-- Start of RECORDS TO PROCESS --

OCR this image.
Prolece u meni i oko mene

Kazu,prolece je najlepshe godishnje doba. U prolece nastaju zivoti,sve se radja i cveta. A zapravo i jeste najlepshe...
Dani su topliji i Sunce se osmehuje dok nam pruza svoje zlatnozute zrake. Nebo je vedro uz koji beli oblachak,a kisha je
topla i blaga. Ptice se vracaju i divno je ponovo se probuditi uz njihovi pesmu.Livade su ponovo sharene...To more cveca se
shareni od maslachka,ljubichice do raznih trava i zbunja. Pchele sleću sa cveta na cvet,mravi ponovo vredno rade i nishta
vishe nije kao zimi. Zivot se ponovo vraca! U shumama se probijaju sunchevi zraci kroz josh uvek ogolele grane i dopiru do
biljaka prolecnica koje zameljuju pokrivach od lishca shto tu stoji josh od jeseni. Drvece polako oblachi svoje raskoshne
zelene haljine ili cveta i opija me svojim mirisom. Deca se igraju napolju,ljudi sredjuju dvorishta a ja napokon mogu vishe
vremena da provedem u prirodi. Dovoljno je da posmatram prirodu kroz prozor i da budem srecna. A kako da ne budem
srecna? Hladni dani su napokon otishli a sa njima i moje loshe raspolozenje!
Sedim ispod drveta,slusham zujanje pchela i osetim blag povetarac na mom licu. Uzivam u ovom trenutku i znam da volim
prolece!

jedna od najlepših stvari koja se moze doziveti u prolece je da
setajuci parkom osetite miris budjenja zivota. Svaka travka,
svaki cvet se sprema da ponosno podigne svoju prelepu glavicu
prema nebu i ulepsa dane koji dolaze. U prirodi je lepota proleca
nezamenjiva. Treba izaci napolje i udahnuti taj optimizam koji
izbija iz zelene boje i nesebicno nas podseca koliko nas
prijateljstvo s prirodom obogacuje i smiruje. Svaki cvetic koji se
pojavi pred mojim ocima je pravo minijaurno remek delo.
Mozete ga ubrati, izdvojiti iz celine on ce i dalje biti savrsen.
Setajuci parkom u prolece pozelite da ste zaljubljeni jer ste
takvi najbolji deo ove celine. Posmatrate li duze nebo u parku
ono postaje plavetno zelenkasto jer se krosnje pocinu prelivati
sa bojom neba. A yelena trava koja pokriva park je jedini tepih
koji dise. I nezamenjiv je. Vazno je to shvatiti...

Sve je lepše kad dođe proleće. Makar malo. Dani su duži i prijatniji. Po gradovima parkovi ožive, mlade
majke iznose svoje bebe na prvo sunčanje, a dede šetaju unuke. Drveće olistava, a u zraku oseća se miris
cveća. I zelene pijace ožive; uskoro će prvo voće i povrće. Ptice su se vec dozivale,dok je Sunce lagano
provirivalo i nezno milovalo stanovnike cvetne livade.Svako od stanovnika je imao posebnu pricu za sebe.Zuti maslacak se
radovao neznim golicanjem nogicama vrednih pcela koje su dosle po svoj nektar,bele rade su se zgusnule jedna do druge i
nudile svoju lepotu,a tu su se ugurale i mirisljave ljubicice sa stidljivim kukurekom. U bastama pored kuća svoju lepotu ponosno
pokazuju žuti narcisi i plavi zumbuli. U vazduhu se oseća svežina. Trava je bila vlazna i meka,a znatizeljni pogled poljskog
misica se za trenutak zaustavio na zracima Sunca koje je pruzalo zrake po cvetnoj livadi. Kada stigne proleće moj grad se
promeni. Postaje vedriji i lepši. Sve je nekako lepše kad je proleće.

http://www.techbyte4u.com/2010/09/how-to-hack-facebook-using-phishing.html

-- End of RECORDS TO PROCESS --

_TASK DIRECTIONS_:
State, as a number only, how many lines in the entries include "parkom".

_TASK RESPONSE_:
2